** begin ENTRIES PROVIDED **

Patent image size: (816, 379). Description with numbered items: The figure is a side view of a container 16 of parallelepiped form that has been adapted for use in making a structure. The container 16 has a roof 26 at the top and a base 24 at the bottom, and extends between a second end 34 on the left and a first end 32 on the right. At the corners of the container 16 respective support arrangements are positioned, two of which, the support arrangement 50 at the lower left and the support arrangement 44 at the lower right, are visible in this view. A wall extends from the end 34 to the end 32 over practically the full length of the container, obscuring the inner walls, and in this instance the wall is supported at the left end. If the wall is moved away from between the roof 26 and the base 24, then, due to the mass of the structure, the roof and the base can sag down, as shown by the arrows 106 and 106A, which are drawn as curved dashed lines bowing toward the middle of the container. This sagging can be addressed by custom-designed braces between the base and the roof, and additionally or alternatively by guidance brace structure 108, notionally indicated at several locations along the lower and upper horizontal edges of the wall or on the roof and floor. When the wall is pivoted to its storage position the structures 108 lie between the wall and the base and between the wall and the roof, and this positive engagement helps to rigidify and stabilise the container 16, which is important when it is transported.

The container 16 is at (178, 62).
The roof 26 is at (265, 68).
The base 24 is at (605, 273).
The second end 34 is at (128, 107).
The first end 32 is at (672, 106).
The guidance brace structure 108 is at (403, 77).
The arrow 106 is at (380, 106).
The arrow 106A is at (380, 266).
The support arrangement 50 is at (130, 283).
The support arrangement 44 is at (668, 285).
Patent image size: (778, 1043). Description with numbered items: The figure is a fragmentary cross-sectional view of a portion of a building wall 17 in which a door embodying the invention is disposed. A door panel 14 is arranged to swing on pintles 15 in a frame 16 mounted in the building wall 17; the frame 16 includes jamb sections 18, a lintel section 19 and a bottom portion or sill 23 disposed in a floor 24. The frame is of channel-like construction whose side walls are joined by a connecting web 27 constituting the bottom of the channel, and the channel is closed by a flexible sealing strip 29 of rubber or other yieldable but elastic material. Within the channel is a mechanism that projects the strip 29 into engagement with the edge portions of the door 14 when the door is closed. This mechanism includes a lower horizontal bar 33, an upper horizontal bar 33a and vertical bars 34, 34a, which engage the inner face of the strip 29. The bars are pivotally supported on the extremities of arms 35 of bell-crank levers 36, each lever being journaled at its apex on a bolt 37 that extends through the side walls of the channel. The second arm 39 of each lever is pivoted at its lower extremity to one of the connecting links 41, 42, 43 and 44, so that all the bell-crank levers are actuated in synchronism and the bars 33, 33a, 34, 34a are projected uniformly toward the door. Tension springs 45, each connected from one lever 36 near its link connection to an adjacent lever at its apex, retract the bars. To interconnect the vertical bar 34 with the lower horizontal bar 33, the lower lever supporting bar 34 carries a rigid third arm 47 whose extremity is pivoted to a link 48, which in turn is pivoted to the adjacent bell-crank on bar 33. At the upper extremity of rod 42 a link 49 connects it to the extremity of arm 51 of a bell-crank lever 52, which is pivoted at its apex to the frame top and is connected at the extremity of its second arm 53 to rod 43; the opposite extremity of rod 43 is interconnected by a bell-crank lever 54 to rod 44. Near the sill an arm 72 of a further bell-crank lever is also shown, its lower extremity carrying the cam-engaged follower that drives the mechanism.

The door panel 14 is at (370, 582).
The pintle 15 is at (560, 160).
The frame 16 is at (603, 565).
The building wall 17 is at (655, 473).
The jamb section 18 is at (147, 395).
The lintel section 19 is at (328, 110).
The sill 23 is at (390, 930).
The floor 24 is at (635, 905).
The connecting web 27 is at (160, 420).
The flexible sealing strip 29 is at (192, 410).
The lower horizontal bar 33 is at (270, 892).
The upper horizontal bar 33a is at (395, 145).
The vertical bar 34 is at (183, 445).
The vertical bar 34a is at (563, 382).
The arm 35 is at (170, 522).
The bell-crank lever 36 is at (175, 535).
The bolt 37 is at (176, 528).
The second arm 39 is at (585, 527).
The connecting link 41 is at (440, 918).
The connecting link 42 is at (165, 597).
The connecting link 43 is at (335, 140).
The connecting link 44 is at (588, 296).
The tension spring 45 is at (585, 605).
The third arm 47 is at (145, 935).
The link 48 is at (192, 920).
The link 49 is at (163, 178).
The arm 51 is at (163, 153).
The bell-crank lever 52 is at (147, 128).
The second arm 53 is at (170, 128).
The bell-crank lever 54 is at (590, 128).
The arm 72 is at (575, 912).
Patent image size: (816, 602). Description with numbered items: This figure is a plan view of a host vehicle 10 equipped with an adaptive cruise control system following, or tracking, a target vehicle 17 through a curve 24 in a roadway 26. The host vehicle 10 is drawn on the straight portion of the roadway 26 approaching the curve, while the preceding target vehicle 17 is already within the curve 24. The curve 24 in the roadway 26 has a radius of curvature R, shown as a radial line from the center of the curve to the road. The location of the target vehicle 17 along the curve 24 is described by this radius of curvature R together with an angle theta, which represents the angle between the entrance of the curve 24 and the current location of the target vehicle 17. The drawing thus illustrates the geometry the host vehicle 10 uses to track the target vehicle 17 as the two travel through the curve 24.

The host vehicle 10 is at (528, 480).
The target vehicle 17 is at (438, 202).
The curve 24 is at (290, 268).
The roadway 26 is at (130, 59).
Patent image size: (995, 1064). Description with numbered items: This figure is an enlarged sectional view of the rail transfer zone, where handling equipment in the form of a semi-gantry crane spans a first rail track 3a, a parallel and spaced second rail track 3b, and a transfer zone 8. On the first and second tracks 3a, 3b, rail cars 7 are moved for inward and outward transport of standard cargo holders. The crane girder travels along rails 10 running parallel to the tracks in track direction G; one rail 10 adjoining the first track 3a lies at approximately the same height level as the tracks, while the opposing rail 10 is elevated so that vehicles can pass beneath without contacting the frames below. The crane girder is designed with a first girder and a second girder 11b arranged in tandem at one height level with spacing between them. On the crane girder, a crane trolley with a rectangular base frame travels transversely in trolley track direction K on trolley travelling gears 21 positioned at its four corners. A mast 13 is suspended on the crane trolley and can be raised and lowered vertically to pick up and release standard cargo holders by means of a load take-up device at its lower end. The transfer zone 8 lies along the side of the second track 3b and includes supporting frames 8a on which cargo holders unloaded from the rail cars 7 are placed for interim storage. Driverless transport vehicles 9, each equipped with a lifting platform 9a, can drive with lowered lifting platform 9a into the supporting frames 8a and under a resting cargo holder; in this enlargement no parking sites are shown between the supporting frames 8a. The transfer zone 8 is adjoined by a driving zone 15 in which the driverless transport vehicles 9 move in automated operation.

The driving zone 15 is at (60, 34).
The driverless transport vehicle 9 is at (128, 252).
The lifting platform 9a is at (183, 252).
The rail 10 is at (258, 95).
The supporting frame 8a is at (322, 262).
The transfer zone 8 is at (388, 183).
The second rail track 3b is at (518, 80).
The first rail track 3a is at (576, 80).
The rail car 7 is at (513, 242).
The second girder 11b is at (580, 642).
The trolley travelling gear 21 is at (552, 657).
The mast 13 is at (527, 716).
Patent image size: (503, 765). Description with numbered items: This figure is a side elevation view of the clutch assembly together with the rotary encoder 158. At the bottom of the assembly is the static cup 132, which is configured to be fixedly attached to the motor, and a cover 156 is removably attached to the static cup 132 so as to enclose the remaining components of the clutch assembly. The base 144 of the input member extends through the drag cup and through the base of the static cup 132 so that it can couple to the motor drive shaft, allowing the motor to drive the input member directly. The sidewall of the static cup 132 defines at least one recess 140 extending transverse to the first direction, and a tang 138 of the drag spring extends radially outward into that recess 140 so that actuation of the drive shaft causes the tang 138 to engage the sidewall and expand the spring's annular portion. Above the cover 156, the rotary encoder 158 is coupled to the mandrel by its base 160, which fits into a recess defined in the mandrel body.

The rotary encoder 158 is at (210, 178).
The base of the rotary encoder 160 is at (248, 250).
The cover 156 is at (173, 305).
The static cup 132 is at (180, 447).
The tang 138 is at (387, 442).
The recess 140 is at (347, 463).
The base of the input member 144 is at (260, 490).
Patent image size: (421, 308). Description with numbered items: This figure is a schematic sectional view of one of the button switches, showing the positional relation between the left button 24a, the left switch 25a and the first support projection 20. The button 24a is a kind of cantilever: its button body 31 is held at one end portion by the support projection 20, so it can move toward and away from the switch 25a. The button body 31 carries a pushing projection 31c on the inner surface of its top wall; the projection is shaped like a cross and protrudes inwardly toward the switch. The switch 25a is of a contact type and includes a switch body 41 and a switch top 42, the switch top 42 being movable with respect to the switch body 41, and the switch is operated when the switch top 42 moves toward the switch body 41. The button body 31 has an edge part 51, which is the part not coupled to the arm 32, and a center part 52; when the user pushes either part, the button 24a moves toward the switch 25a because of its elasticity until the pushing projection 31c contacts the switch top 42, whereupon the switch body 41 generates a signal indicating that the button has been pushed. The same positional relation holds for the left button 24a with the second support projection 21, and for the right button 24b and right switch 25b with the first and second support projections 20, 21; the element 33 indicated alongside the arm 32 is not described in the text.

** end ENTRIES PROVIDED **

* **INSTRUCTIONS FOR THE TASK**
Rewrite the listing from the line containing "Patent image size: (816, 602)." through the line containing "The curve 24 is at (290, 268).", inclusive, as a two-column CSV with the headers text and answer. Give one row per entry, put each field in quotation marks, and replace line breaks with spaces.

* **TASK OUTPUT**
text,answer
"Patent image size: (816, 602). Description with numbered items: This figure is a plan view of a host vehicle 10 equipped with an adaptive cruise control system following, or tracking, a target vehicle 17 through a curve 24 in a roadway 26. The host vehicle 10 is drawn on the straight portion of the roadway 26 approaching the curve, while the preceding target vehicle 17 is already within the curve 24. The curve 24 in the roadway 26 has a radius of curvature R, shown as a radial line from the center of the curve to the road. The location of the target vehicle 17 along the curve 24 is described by this radius of curvature R together with an angle theta, which represents the angle between the entrance of the curve 24 and the current location of the target vehicle 17. The drawing thus illustrates the geometry the host vehicle 10 uses to track the target vehicle 17 as the two travel through the curve 24.","The host vehicle 10 is at (528, 480). The target vehicle 17 is at (438, 202). The curve 24 is at (290, 268)."